TASK LIST
a – From the asthma guidelines article, duplicate everything from "Updated asthma guidelines" down to "for the patient.".
b – In the asthma guidelines article, what was the woman with severe persistent asthma using many times a day?
c – Decide whether each statement agrees with the asthma guidelines article. Answer yes or no, and quote the words from the article that settle it.
(i) The woman came to the emergency department for a minor laceration.
(ii) Cydulka advised the patient to see an asthma specialist.
(iii) The woman had mild intermittent asthma.

READING PASSAGE
*** Begin section ***
Updated asthma guidelines are here: Are you giving the right medications?
Emergency departments need to update their protocols
When a 35-year-old woman came to the emergency department (ED) at MetroHealth Medical Center in Cleveland for a minor laceration, she had trouble speaking in full sentences due to her asthma. "I asked her about her exposures, daily symptoms, and what she uses for her asthma," recalls Rita K. Cydulka, MD, MS, associate professor in the department of emergency medicine at Cleveland-based Case Western Reserve University School of Medicine and the ED physician who cared for the patient.
She discovered that although the woman had severe persistent asthma, she was using "rescue" medications such as short-acting beta2-agonists many times a day instead of using "controller" medications such as inhaled corticosteroids on a regular basis. "I spent a lot of time talking to her about her disease, prescribed her a short burst of oral steroids, a few days of rescue beta2-agonists and both a long-acting beta agonist and a high-dose inhaled corticosteroid, and advised that she see an asthma specialist," she says.
Months later, the patient wrote Cydulka to say that the treatment plan had completely changed her life. "For the first time in years, she is able to enjoy activities that she hadn’t participated for in years, such as walking with her husband, because she thought that people with asthma just couldn’t do those things," she says.
That scenario illustrates the dramatic impact that appropriate interventions and education can have on asthma patients in the ED, says Cydulka. You should change your practice to reflect newly updated guidelines from the Bethesda, MD-based National Asthma Education and Prevention Program’s (NAEPP) Expert Panel for the diagnosis and management of asthma, Cydulka advises. (See Stepwise Approach for Managing Asthma.) "Protocols should be updated to ensure proper evaluation, education, and treatment of asthmatics in the ED," she says.
*** End section ***
LISTED ENTRIES
*** Begin section ***
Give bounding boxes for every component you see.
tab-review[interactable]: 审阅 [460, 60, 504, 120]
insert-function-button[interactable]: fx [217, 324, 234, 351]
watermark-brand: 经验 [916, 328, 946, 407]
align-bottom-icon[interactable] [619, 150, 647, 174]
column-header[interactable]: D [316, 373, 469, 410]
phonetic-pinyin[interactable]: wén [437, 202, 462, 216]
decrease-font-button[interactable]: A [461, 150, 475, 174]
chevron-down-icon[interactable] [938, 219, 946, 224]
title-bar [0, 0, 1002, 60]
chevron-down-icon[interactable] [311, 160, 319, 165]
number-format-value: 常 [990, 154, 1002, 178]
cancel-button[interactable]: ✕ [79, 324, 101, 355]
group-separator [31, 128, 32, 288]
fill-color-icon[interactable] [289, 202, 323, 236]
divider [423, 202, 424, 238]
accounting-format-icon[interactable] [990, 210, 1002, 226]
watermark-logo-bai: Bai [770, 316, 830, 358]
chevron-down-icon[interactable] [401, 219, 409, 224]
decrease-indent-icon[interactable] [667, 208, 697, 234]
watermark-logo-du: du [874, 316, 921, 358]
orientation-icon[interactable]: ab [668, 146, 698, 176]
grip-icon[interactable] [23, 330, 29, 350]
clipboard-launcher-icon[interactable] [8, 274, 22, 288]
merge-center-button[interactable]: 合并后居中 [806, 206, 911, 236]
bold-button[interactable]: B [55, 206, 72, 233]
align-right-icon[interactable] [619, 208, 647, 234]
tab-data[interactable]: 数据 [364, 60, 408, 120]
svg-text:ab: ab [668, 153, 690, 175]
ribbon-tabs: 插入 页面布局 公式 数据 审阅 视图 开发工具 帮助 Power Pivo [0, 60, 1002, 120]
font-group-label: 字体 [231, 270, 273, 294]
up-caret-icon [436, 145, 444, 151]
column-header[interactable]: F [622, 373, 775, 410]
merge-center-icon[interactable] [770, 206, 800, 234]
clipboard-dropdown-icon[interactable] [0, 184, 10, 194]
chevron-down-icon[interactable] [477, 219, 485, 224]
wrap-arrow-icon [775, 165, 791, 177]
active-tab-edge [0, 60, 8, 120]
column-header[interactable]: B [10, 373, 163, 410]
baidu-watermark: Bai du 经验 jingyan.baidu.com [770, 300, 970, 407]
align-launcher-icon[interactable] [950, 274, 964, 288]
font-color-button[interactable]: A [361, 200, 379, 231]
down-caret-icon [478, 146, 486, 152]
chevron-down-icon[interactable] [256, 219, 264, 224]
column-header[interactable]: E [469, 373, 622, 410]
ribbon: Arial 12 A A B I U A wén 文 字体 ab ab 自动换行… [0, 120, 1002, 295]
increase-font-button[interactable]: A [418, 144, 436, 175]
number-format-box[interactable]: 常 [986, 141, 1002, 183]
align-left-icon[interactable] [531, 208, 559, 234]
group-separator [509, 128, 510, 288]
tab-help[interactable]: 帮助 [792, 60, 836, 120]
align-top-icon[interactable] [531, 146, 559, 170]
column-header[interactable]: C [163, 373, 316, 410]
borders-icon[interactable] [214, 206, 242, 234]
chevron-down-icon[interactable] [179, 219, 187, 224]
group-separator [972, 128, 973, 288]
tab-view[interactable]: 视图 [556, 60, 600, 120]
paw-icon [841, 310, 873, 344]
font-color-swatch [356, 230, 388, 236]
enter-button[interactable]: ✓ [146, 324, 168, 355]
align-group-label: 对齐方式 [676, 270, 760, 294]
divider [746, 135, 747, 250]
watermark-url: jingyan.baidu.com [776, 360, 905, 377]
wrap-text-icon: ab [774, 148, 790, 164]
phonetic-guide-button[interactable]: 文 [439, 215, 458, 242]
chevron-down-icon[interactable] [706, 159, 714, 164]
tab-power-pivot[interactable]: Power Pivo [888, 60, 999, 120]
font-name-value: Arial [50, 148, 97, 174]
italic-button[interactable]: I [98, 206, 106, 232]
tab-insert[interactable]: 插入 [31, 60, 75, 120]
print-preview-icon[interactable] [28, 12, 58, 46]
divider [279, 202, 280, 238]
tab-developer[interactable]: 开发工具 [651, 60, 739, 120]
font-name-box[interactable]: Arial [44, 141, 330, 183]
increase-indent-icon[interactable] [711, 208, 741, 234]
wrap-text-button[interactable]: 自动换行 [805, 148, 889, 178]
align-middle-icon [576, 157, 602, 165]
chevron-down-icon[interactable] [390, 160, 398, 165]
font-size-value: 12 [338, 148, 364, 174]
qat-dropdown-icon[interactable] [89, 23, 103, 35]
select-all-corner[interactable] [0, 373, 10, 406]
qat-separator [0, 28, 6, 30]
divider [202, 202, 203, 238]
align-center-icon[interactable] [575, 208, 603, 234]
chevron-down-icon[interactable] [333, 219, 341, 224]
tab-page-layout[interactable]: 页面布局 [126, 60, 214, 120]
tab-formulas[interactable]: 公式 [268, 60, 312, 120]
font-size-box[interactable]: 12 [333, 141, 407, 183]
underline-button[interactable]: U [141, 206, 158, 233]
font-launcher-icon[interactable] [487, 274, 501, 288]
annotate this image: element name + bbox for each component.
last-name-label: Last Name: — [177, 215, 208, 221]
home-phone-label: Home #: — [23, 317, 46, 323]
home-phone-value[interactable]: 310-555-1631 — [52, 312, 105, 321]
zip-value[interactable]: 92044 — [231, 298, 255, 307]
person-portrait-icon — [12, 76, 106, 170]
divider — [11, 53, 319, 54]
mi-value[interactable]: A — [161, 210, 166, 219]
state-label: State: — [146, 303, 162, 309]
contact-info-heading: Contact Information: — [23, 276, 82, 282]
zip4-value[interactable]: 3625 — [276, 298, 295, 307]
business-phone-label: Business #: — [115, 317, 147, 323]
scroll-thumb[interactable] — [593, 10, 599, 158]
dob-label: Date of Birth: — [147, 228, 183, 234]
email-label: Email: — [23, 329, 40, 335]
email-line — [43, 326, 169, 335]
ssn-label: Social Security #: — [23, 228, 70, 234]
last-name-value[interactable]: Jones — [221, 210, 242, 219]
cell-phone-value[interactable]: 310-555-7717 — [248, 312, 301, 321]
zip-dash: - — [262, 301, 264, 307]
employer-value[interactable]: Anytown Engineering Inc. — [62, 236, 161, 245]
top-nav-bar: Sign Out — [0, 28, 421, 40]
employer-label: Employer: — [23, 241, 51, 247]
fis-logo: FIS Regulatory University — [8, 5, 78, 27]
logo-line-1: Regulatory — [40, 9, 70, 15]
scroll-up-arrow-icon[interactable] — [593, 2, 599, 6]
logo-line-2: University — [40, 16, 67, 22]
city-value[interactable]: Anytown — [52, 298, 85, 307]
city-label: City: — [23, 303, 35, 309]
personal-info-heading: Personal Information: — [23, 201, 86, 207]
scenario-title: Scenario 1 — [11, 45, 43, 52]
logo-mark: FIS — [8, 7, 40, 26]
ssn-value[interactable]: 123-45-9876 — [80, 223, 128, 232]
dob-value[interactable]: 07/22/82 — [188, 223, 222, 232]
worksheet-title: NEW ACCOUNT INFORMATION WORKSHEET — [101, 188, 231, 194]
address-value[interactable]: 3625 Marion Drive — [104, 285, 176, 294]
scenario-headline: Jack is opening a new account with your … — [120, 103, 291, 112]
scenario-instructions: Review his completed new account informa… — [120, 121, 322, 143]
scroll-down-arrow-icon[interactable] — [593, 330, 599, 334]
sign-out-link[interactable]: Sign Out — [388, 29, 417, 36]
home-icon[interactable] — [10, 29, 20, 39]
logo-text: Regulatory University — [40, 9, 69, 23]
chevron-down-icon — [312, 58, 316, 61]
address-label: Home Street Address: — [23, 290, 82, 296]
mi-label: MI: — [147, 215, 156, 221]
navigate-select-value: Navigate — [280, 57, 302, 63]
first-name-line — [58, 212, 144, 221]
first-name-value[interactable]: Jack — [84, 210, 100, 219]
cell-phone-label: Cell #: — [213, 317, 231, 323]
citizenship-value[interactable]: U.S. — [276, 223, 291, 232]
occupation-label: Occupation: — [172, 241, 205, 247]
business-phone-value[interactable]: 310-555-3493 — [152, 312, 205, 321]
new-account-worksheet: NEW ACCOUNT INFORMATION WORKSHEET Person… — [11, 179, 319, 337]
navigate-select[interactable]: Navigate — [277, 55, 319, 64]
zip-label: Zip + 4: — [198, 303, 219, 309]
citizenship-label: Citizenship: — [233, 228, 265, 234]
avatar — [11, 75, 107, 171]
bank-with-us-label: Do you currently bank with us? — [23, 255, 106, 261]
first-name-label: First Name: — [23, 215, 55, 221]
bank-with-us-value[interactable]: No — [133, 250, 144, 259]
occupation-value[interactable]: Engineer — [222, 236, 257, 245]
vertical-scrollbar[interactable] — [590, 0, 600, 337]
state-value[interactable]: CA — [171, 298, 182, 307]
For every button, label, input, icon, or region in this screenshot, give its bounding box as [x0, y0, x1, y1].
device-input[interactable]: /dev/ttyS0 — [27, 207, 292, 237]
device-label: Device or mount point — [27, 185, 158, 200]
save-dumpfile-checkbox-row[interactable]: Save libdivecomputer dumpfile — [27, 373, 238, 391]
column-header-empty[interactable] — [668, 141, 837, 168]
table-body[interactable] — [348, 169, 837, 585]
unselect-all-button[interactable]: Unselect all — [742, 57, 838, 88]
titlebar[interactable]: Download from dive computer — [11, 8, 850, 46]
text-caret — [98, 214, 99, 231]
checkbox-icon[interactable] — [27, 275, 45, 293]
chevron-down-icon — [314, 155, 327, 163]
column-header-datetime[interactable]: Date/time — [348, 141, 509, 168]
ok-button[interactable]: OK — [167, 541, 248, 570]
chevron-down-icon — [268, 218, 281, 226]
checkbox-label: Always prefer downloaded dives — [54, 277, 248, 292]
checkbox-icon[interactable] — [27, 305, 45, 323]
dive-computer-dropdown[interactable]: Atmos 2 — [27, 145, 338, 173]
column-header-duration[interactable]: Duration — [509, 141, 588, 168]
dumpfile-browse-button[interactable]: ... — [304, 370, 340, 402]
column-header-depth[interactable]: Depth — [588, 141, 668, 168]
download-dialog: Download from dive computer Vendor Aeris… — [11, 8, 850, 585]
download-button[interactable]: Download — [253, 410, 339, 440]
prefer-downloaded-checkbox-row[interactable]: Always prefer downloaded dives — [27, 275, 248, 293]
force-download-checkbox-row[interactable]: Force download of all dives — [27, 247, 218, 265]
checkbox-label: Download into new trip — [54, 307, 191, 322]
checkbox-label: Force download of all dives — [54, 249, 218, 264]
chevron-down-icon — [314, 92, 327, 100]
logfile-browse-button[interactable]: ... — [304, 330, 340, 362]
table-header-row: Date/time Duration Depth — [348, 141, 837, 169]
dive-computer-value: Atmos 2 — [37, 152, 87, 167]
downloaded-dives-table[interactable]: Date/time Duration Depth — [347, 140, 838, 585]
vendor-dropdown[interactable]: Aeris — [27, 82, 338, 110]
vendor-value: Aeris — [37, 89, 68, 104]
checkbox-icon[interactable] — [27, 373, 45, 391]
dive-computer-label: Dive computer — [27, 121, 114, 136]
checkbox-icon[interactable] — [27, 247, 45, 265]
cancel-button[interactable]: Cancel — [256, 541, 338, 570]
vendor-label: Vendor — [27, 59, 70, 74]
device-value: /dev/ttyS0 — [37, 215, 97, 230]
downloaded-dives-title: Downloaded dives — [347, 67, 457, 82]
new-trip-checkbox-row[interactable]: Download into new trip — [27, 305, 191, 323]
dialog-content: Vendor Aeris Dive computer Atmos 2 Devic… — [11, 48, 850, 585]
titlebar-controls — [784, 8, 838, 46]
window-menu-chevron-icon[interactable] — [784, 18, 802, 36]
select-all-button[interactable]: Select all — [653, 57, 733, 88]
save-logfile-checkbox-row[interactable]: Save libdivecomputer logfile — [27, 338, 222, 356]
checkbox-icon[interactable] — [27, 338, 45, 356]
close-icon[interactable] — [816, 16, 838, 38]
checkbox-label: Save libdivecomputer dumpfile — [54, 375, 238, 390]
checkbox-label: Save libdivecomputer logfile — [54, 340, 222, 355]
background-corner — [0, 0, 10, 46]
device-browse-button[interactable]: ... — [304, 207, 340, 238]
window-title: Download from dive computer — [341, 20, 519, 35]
*** End section ***
ANSWER LIST
a –
Updated asthma guidelines are here: Are you giving the right medications?
Emergency departments need to update their protocols
When a 35-year-old woman came to the emergency department (ED) at MetroHealth Medical Center in Cleveland for a minor laceration, she had trouble speaking in full sentences due to her asthma. "I asked her about her exposures, daily symptoms, and what she uses for her asthma," recalls Rita K. Cydulka, MD, MS, associate professor in the department of emergency medicine at Cleveland-based Case Western Reserve University School of Medicine and the ED physician who cared for the patient.

b – "Rescue" medications such as short-acting beta2-agonists.

c –
(i) Yes: "came to the emergency department (ED) at MetroHealth Medical Center in Cleveland for a minor laceration"
(ii) Yes: "advised that she see an asthma specialist"
(iii) No: "although the woman had severe persistent asthma"